**SUPPLIED RECORDS:**
● ● ●
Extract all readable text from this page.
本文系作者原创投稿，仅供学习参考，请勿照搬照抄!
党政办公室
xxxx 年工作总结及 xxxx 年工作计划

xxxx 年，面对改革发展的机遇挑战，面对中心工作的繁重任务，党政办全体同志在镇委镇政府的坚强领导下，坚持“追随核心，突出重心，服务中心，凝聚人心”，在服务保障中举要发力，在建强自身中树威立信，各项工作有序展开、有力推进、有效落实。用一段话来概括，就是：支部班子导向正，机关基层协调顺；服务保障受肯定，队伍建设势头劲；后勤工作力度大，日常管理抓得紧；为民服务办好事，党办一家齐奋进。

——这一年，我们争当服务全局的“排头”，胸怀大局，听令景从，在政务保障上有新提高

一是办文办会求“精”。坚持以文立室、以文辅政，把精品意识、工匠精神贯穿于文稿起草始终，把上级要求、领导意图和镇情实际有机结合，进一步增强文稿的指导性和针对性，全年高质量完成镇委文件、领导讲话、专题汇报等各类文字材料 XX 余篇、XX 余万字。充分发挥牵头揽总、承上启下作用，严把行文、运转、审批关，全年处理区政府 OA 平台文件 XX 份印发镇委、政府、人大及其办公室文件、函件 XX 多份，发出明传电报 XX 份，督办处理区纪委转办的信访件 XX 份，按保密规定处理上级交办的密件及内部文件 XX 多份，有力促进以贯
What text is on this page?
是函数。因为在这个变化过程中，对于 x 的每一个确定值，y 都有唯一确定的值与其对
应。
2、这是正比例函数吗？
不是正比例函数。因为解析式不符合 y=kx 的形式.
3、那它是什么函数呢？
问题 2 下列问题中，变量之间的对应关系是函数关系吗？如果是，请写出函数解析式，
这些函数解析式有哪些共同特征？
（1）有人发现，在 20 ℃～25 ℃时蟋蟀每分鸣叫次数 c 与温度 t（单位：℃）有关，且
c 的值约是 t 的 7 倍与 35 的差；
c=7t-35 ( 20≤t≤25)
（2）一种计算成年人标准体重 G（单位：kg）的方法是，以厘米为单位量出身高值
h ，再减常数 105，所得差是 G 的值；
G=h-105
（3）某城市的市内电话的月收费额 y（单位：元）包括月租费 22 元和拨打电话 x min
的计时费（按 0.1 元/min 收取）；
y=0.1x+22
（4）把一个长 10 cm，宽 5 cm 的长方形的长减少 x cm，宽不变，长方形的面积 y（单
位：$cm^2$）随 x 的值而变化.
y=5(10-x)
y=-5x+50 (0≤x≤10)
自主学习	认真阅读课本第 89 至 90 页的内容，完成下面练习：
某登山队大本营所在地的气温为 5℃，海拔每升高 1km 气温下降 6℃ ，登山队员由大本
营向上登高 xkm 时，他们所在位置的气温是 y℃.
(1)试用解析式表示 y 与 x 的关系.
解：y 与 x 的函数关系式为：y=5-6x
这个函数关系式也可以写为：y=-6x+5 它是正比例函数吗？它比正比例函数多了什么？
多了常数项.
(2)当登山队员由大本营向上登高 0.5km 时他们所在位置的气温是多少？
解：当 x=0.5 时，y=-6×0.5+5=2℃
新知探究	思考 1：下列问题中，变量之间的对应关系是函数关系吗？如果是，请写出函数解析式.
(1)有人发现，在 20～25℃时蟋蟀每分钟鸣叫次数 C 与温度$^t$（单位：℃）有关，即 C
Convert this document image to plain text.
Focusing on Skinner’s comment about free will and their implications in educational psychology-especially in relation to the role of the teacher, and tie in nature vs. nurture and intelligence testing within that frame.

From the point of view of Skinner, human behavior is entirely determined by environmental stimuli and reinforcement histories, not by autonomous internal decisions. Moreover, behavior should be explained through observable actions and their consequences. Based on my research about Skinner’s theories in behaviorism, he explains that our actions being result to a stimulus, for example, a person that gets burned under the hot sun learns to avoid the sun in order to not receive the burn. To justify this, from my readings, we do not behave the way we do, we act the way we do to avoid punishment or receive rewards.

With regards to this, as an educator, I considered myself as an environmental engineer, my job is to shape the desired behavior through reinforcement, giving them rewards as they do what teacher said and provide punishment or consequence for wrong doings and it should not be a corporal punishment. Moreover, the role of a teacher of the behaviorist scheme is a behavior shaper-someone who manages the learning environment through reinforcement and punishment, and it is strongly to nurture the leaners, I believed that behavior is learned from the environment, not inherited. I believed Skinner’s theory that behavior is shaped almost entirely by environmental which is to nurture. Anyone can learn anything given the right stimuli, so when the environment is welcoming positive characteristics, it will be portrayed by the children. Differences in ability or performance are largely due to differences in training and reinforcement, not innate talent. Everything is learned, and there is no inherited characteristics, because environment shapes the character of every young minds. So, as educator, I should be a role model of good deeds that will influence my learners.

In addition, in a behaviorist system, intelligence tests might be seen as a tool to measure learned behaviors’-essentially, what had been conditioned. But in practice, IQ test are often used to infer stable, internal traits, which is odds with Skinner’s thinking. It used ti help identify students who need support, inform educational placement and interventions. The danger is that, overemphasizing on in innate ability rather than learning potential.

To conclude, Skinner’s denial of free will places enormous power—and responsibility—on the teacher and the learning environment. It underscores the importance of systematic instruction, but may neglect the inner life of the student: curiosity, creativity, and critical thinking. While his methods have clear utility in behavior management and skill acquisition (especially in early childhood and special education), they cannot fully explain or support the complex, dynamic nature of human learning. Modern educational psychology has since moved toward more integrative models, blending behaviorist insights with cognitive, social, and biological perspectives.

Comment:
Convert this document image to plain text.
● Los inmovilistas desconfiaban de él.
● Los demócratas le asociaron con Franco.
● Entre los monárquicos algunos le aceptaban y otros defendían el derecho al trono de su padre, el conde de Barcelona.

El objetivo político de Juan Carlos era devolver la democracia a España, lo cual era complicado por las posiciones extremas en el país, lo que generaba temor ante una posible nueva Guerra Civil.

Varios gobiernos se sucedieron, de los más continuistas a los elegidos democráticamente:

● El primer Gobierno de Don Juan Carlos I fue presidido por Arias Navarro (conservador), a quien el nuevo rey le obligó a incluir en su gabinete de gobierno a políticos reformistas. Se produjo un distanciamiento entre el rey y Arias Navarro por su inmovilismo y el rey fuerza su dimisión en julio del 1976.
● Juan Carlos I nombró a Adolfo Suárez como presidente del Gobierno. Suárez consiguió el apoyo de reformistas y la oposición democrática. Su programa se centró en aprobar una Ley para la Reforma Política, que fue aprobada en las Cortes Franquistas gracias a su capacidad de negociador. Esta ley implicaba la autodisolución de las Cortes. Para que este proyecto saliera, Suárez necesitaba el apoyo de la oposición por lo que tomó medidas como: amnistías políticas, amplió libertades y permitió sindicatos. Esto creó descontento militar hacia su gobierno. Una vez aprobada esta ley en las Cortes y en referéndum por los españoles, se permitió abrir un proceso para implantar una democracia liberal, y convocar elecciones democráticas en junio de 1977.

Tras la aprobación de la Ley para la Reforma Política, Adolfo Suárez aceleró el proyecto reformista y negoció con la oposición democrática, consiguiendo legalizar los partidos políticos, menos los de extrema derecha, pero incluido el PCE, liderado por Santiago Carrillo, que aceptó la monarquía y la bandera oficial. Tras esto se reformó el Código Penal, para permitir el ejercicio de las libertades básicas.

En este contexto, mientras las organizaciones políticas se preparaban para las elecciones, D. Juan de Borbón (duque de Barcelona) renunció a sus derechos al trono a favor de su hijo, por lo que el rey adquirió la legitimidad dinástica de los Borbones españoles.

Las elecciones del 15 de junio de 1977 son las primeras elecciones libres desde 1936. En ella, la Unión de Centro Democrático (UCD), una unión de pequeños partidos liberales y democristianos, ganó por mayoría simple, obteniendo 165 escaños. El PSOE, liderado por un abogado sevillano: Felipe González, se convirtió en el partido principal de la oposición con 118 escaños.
● ● ●
**GOAL OF THE EXERCISE:** Retype the material in full. Each word must match.

**SOLUTION TO THE PROBLEM:**
Extract all readable text from this page.
本文系作者原创投稿，仅供学习参考，请勿照搬照抄!
党政办公室
xxxx 年工作总结及 xxxx 年工作计划

xxxx 年，面对改革发展的机遇挑战，面对中心工作的繁重任务，党政办全体同志在镇委镇政府的坚强领导下，坚持“追随核心，突出重心，服务中心，凝聚人心”，在服务保障中举要发力，在建强自身中树威立信，各项工作有序展开、有力推进、有效落实。用一段话来概括，就是：支部班子导向正，机关基层协调顺；服务保障受肯定，队伍建设势头劲；后勤工作力度大，日常管理抓得紧；为民服务办好事，党办一家齐奋进。

——这一年，我们争当服务全局的“排头”，胸怀大局，听令景从，在政务保障上有新提高

一是办文办会求“精”。坚持以文立室、以文辅政，把精品意识、工匠精神贯穿于文稿起草始终，把上级要求、领导意图和镇情实际有机结合，进一步增强文稿的指导性和针对性，全年高质量完成镇委文件、领导讲话、专题汇报等各类文字材料 XX 余篇、XX 余万字。充分发挥牵头揽总、承上启下作用，严把行文、运转、审批关，全年处理区政府 OA 平台文件 XX 份印发镇委、政府、人大及其办公室文件、函件 XX 多份，发出明传电报 XX 份，督办处理区纪委转办的信访件 XX 份，按保密规定处理上级交办的密件及内部文件 XX 多份，有力促进以贯
What text is on this page?
是函数。因为在这个变化过程中，对于 x 的每一个确定值，y 都有唯一确定的值与其对
应。
2、这是正比例函数吗？
不是正比例函数。因为解析式不符合 y=kx 的形式.
3、那它是什么函数呢？
问题 2 下列问题中，变量之间的对应关系是函数关系吗？如果是，请写出函数解析式，
这些函数解析式有哪些共同特征？
（1）有人发现，在 20 ℃～25 ℃时蟋蟀每分鸣叫次数 c 与温度 t（单位：℃）有关，且
c 的值约是 t 的 7 倍与 35 的差；
c=7t-35 ( 20≤t≤25)
（2）一种计算成年人标准体重 G（单位：kg）的方法是，以厘米为单位量出身高值
h ，再减常数 105，所得差是 G 的值；
G=h-105
（3）某城市的市内电话的月收费额 y（单位：元）包括月租费 22 元和拨打电话 x min
的计时费（按 0.1 元/min 收取）；
y=0.1x+22
（4）把一个长 10 cm，宽 5 cm 的长方形的长减少 x cm，宽不变，长方形的面积 y（单
位：$cm^2$）随 x 的值而变化.
y=5(10-x)
y=-5x+50 (0≤x≤10)
自主学习	认真阅读课本第 89 至 90 页的内容，完成下面练习：
某登山队大本营所在地的气温为 5℃，海拔每升高 1km 气温下降 6℃ ，登山队员由大本
营向上登高 xkm 时，他们所在位置的气温是 y℃.
(1)试用解析式表示 y 与 x 的关系.
解：y 与 x 的函数关系式为：y=5-6x
这个函数关系式也可以写为：y=-6x+5 它是正比例函数吗？它比正比例函数多了什么？
多了常数项.
(2)当登山队员由大本营向上登高 0.5km 时他们所在位置的气温是多少？
解：当 x=0.5 时，y=-6×0.5+5=2℃
新知探究	思考 1：下列问题中，变量之间的对应关系是函数关系吗？如果是，请写出函数解析式.
(1)有人发现，在 20～25℃时蟋蟀每分钟鸣叫次数 C 与温度$^t$（单位：℃）有关，即 C
Convert this document image to plain text.
Focusing on Skinner’s comment about free will and their implications in educational psychology-especially in relation to the role of the teacher, and tie in nature vs. nurture and intelligence testing within that frame.

From the point of view of Skinner, human behavior is entirely determined by environmental stimuli and reinforcement histories, not by autonomous internal decisions. Moreover, behavior should be explained through observable actions and their consequences. Based on my research about Skinner’s theories in behaviorism, he explains that our actions being result to a stimulus, for example, a person that gets burned under the hot sun learns to avoid the sun in order to not receive the burn. To justify this, from my readings, we do not behave the way we do, we act the way we do to avoid punishment or receive rewards.

With regards to this, as an educator, I considered myself as an environmental engineer, my job is to shape the desired behavior through reinforcement, giving them rewards as they do what teacher said and provide punishment or consequence for wrong doings and it should not be a corporal punishment. Moreover, the role of a teacher of the behaviorist scheme is a behavior shaper-someone who manages the learning environment through reinforcement and punishment, and it is strongly to nurture the leaners, I believed that behavior is learned from the environment, not inherited. I believed Skinner’s theory that behavior is shaped almost entirely by environmental which is to nurture. Anyone can learn anything given the right stimuli, so when the environment is welcoming positive characteristics, it will be portrayed by the children. Differences in ability or performance are largely due to differences in training and reinforcement, not innate talent. Everything is learned, and there is no inherited characteristics, because environment shapes the character of every young minds. So, as educator, I should be a role model of good deeds that will influence my learners.

In addition, in a behaviorist system, intelligence tests might be seen as a tool to measure learned behaviors’-essentially, what had been conditioned. But in practice, IQ test are often used to infer stable, internal traits, which is odds with Skinner’s thinking. It used ti help identify students who need support, inform educational placement and interventions. The danger is that, overemphasizing on in innate ability rather than learning potential.

To conclude, Skinner’s denial of free will places enormous power—and responsibility—on the teacher and the learning environment. It underscores the importance of systematic instruction, but may neglect the inner life of the student: curiosity, creativity, and critical thinking. While his methods have clear utility in behavior management and skill acquisition (especially in early childhood and special education), they cannot fully explain or support the complex, dynamic nature of human learning. Modern educational psychology has since moved toward more integrative models, blending behaviorist insights with cognitive, social, and biological perspectives.

Comment:
Convert this document image to plain text.
● Los inmovilistas desconfiaban de él.
● Los demócratas le asociaron con Franco.
● Entre los monárquicos algunos le aceptaban y otros defendían el derecho al trono de su padre, el conde de Barcelona.

El objetivo político de Juan Carlos era devolver la democracia a España, lo cual era complicado por las posiciones extremas en el país, lo que generaba temor ante una posible nueva Guerra Civil.

Varios gobiernos se sucedieron, de los más continuistas a los elegidos democráticamente:

● El primer Gobierno de Don Juan Carlos I fue presidido por Arias Navarro (conservador), a quien el nuevo rey le obligó a incluir en su gabinete de gobierno a políticos reformistas. Se produjo un distanciamiento entre el rey y Arias Navarro por su inmovilismo y el rey fuerza su dimisión en julio del 1976.
● Juan Carlos I nombró a Adolfo Suárez como presidente del Gobierno. Suárez consiguió el apoyo de reformistas y la oposición democrática. Su programa se centró en aprobar una Ley para la Reforma Política, que fue aprobada en las Cortes Franquistas gracias a su capacidad de negociador. Esta ley implicaba la autodisolución de las Cortes. Para que este proyecto saliera, Suárez necesitaba el apoyo de la oposición por lo que tomó medidas como: amnistías políticas, amplió libertades y permitió sindicatos. Esto creó descontento militar hacia su gobierno. Una vez aprobada esta ley en las Cortes y en referéndum por los españoles, se permitió abrir un proceso para implantar una democracia liberal, y convocar elecciones democráticas en junio de 1977.

Tras la aprobación de la Ley para la Reforma Política, Adolfo Suárez aceleró el proyecto reformista y negoció con la oposición democrática, consiguiendo legalizar los partidos políticos, menos los de extrema derecha, pero incluido el PCE, liderado por Santiago Carrillo, que aceptó la monarquía y la bandera oficial. Tras esto se reformó el Código Penal, para permitir el ejercicio de las libertades básicas.

En este contexto, mientras las organizaciones políticas se preparaban para las elecciones, D. Juan de Borbón (duque de Barcelona) renunció a sus derechos al trono a favor de su hijo, por lo que el rey adquirió la legitimidad dinástica de los Borbones españoles.

Las elecciones del 15 de junio de 1977 son las primeras elecciones libres desde 1936. En ella, la Unión de Centro Democrático (UCD), una unión de pequeños partidos liberales y democristianos, ganó por mayoría simple, obteniendo 165 escaños. El PSOE, liderado por un abogado sevillano: Felipe González, se convirtió en el partido principal de la oposición con 118 escaños.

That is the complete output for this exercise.